» Short problem:
Word for word, repeat the entries, minus the pictures.

________

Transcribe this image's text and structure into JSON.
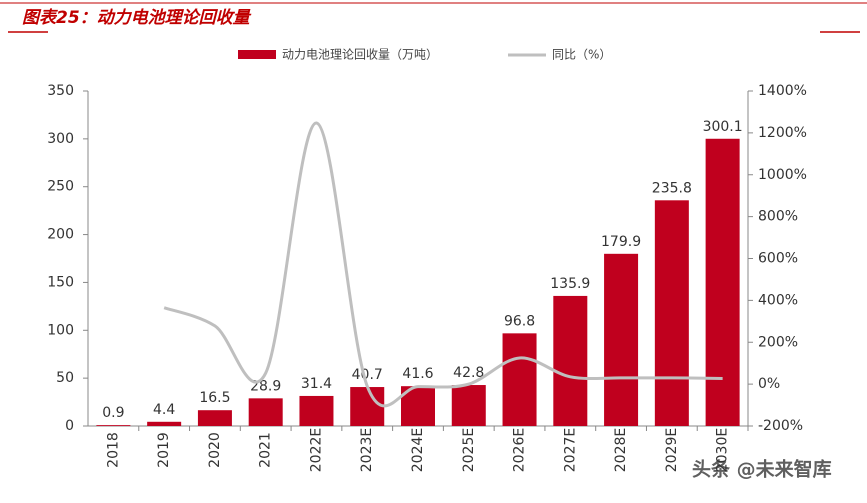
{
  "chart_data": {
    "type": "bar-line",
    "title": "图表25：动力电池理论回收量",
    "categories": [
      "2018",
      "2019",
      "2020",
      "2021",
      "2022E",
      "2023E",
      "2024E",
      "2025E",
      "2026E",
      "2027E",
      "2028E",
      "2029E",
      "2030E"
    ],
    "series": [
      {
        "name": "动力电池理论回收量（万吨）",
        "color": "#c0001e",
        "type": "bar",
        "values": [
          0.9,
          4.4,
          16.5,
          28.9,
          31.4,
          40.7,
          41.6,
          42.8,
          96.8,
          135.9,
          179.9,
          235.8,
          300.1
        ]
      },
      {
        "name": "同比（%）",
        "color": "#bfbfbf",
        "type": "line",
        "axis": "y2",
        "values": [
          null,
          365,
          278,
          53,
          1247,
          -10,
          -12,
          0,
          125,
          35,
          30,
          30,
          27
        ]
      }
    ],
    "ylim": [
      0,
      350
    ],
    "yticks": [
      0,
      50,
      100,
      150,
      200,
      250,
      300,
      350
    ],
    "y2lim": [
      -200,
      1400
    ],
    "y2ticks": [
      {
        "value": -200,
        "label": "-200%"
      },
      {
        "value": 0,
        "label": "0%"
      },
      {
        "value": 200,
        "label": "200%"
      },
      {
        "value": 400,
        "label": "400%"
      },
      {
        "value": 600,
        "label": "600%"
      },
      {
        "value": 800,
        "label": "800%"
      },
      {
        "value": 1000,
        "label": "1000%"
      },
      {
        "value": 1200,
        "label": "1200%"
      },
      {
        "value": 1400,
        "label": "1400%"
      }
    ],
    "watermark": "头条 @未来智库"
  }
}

________

» Response to this exercise:
Transcribe this image's text and structure into JSON.
{
  "chart_data": {
    "type": "bar-line",
    "title": "图表25：动力电池理论回收量",
    "categories": [
      "2018",
      "2019",
      "2020",
      "2021",
      "2022E",
      "2023E",
      "2024E",
      "2025E",
      "2026E",
      "2027E",
      "2028E",
      "2029E",
      "2030E"
    ],
    "series": [
      {
        "name": "动力电池理论回收量（万吨）",
        "color": "#c0001e",
        "type": "bar",
        "values": [
          0.9,
          4.4,
          16.5,
          28.9,
          31.4,
          40.7,
          41.6,
          42.8,
          96.8,
          135.9,
          179.9,
          235.8,
          300.1
        ]
      },
      {
        "name": "同比（%）",
        "color": "#bfbfbf",
        "type": "line",
        "axis": "y2",
        "values": [
          null,
          365,
          278,
          53,
          1247,
          -10,
          -12,
          0,
          125,
          35,
          30,
          30,
          27
        ]
      }
    ],
    "ylim": [
      0,
      350
    ],
    "yticks": [
      0,
      50,
      100,
      150,
      200,
      250,
      300,
      350
    ],
    "y2lim": [
      -200,
      1400
    ],
    "y2ticks": [
      {
        "value": -200,
        "label": "-200%"
      },
      {
        "value": 0,
        "label": "0%"
      },
      {
        "value": 200,
        "label": "200%"
      },
      {
        "value": 400,
        "label": "400%"
      },
      {
        "value": 600,
        "label": "600%"
      },
      {
        "value": 800,
        "label": "800%"
      },
      {
        "value": 1000,
        "label": "1000%"
      },
      {
        "value": 1200,
        "label": "1200%"
      },
      {
        "value": 1400,
        "label": "1400%"
      }
    ],
    "watermark": "头条 @未来智库"
  }
}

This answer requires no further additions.